Entries from a dataset:
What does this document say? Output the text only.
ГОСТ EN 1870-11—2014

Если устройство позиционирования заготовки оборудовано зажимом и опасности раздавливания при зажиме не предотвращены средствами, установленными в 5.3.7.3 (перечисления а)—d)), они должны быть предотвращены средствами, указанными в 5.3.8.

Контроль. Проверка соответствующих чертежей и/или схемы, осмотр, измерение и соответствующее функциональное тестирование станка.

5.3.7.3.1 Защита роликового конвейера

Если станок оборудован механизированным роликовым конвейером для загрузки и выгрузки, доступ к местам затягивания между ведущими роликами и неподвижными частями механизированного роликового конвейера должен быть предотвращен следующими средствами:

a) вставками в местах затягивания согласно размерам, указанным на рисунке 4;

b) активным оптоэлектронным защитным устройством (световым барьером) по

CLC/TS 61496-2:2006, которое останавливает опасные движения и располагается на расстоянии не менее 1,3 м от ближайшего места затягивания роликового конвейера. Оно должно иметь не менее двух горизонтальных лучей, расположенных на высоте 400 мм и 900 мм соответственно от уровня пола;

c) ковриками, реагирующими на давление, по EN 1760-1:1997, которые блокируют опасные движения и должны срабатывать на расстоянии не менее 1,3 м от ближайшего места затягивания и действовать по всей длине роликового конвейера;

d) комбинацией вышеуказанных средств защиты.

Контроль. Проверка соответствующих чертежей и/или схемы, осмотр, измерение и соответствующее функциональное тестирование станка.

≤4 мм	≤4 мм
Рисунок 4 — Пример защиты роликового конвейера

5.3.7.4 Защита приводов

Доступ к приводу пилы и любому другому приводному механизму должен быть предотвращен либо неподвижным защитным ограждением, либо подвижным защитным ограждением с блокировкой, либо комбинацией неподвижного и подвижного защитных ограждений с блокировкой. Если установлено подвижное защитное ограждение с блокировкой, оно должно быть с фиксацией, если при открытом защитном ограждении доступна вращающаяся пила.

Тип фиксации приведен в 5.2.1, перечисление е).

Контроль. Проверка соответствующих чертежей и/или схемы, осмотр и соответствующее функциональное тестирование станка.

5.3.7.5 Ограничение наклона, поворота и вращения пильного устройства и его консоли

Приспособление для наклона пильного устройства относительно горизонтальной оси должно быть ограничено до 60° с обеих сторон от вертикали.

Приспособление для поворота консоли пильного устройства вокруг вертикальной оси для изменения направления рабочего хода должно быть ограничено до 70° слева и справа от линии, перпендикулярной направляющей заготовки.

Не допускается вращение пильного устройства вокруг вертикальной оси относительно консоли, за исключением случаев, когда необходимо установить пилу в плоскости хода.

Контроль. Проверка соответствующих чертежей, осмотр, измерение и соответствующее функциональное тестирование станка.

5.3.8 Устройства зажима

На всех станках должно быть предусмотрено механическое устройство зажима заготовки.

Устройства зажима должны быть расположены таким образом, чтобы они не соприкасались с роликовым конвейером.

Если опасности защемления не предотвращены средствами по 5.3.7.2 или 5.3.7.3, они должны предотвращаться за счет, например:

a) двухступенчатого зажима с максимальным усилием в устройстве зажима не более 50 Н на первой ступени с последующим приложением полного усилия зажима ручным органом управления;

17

» **Work to complete**: Please give back all of the records exactly as written.

» **Response**:
What does this document say? Output the text only.
ГОСТ EN 1870-11—2014

Если устройство позиционирования заготовки оборудовано зажимом и опасности раздавливания при зажиме не предотвращены средствами, установленными в 5.3.7.3 (перечисления а)—d)), они должны быть предотвращены средствами, указанными в 5.3.8.

Контроль. Проверка соответствующих чертежей и/или схемы, осмотр, измерение и соответствующее функциональное тестирование станка.

5.3.7.3.1 Защита роликового конвейера

Если станок оборудован механизированным роликовым конвейером для загрузки и выгрузки, доступ к местам затягивания между ведущими роликами и неподвижными частями механизированного роликового конвейера должен быть предотвращен следующими средствами:

a) вставками в местах затягивания согласно размерам, указанным на рисунке 4;

b) активным оптоэлектронным защитным устройством (световым барьером) по

CLC/TS 61496-2:2006, которое останавливает опасные движения и располагается на расстоянии не менее 1,3 м от ближайшего места затягивания роликового конвейера. Оно должно иметь не менее двух горизонтальных лучей, расположенных на высоте 400 мм и 900 мм соответственно от уровня пола;

c) ковриками, реагирующими на давление, по EN 1760-1:1997, которые блокируют опасные движения и должны срабатывать на расстоянии не менее 1,3 м от ближайшего места затягивания и действовать по всей длине роликового конвейера;

d) комбинацией вышеуказанных средств защиты.

Контроль. Проверка соответствующих чертежей и/или схемы, осмотр, измерение и соответствующее функциональное тестирование станка.

≤4 мм	≤4 мм
Рисунок 4 — Пример защиты роликового конвейера

5.3.7.4 Защита приводов

Доступ к приводу пилы и любому другому приводному механизму должен быть предотвращен либо неподвижным защитным ограждением, либо подвижным защитным ограждением с блокировкой, либо комбинацией неподвижного и подвижного защитных ограждений с блокировкой. Если установлено подвижное защитное ограждение с блокировкой, оно должно быть с фиксацией, если при открытом защитном ограждении доступна вращающаяся пила.

Тип фиксации приведен в 5.2.1, перечисление е).

Контроль. Проверка соответствующих чертежей и/или схемы, осмотр и соответствующее функциональное тестирование станка.

5.3.7.5 Ограничение наклона, поворота и вращения пильного устройства и его консоли

Приспособление для наклона пильного устройства относительно горизонтальной оси должно быть ограничено до 60° с обеих сторон от вертикали.

Приспособление для поворота консоли пильного устройства вокруг вертикальной оси для изменения направления рабочего хода должно быть ограничено до 70° слева и справа от линии, перпендикулярной направляющей заготовки.

Не допускается вращение пильного устройства вокруг вертикальной оси относительно консоли, за исключением случаев, когда необходимо установить пилу в плоскости хода.

Контроль. Проверка соответствующих чертежей, осмотр, измерение и соответствующее функциональное тестирование станка.

5.3.8 Устройства зажима

На всех станках должно быть предусмотрено механическое устройство зажима заготовки.

Устройства зажима должны быть расположены таким образом, чтобы они не соприкасались с роликовым конвейером.

Если опасности защемления не предотвращены средствами по 5.3.7.2 или 5.3.7.3, они должны предотвращаться за счет, например:

a) двухступенчатого зажима с максимальным усилием в устройстве зажима не более 50 Н на первой ступени с последующим приложением полного усилия зажима ручным органом управления;

17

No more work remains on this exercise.